__Atividade__
Indique se cada afirmação concorda com o texto sobre tráfico desportivo. Responda sim ou não e cite entre aspas as palavras do texto que decidem. 1. Nas melhores práticas do ramo, a comissão é paga entre clubes e empresários. 2. As multas de rescisão nos contratos dos atletas costumam ser baixas. 3. A "servidão por dívida" está prevista no artigo 149 do Código Penal brasileiro.

__Texto selecionado__

Em geral, os atletas já começam o processo de transferência com dívidas, pagas a título de agenciamento, e se veem presos a contratos cujas multas de rescisão são altíssimas e acabam desencorajando qualquer tipo de rompimento com a situação. É importante frisar que as melhores práticas no ramo operam o pagamento de comissão entre clubes e empresários, deixando os jogadores sem o ônus financeiro na tratativa, ou ainda, quando existe um pagamento do jogador em função do agenciamento, esse ocorre sobre a forma de desconto no salário, feito conforme o recebimento do mesmo.
Há ainda outros elementos que são comuns no tráfico desportivo, como contratos sem tradução para o português, ou mesmo para o inglês e espanhol, que acabam permitindo, ainda que por omissão, a cobrança de valores pela moradia, alimentação, uso de material esportivo, vestuário, entre outros, criando um sistema de endividamento e, consequentemente, a chamada “servidão por dívida” – prevista do artigo 149 do Código Penal brasileiro, que trata do crime de trabalho em condições análogas à escravidão.

__Lista de registros__

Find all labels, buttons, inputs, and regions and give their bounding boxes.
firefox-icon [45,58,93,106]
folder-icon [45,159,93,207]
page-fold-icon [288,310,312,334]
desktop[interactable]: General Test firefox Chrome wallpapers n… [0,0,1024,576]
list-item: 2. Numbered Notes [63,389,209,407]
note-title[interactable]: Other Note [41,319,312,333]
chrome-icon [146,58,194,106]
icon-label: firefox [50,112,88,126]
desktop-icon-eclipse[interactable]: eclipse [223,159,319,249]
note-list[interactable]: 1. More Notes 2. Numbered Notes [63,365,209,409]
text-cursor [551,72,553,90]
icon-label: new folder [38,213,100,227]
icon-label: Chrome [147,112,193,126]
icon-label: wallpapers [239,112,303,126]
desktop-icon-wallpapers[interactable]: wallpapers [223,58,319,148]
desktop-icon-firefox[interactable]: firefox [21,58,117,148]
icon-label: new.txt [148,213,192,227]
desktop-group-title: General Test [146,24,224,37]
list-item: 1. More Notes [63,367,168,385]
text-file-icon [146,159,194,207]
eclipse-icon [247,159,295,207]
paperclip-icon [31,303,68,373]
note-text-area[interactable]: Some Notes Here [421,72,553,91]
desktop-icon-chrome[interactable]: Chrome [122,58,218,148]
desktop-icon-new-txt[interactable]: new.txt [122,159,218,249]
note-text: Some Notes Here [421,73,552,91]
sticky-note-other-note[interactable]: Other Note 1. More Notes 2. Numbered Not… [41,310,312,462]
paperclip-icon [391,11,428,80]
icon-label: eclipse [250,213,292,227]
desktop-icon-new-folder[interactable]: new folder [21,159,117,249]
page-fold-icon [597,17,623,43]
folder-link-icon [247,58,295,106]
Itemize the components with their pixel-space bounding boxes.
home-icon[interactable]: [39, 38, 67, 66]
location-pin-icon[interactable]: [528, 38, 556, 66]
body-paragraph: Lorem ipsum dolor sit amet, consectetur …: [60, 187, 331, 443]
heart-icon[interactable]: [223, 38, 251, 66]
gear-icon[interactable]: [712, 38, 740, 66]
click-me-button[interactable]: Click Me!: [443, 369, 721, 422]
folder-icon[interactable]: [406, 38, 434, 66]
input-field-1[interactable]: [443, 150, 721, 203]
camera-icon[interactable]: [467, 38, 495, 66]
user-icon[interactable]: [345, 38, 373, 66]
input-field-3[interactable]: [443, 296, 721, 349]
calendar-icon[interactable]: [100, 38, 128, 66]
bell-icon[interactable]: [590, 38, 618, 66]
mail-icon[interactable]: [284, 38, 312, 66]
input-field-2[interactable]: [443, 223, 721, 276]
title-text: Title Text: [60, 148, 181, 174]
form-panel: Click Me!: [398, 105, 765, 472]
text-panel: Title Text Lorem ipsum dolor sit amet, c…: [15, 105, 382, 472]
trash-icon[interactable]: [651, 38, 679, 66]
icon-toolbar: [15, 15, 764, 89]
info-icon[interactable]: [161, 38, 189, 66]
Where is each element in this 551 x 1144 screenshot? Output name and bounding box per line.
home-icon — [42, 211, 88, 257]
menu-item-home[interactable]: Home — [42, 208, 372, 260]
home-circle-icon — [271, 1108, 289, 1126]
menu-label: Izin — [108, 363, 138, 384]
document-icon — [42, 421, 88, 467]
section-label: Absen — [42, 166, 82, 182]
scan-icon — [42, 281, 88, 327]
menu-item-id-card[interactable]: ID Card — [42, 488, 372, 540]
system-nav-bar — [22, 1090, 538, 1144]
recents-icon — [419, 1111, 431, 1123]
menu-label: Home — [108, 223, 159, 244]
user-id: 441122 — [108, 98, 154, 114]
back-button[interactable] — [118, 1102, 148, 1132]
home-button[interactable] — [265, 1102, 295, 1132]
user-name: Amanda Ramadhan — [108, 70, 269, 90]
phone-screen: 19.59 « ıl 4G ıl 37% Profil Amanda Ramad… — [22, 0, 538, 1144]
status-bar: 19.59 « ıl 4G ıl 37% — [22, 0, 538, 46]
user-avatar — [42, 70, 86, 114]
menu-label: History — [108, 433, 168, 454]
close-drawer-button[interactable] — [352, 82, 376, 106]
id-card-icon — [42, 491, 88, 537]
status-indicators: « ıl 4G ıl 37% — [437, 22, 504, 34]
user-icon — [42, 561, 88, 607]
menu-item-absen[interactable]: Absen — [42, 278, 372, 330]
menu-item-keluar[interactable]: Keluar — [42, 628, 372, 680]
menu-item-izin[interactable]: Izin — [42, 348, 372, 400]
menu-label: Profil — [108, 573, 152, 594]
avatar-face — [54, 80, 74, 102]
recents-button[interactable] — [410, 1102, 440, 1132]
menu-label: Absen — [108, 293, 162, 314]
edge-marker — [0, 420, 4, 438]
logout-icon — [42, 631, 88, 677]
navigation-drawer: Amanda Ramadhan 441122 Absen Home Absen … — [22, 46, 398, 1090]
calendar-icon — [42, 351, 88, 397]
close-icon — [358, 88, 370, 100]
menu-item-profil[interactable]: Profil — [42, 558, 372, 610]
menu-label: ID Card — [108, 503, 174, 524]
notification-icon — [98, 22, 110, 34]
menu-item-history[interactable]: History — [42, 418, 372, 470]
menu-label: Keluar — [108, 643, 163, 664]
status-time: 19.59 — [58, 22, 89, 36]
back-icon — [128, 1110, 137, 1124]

__Resposta do exercício__
1. Sim: "as melhores práticas no ramo operam o pagamento de comissão entre clubes e empresários"
2. Não: "cujas multas de rescisão são altíssimas"
3. Sim: "prevista do artigo 149 do Código Penal brasileiro"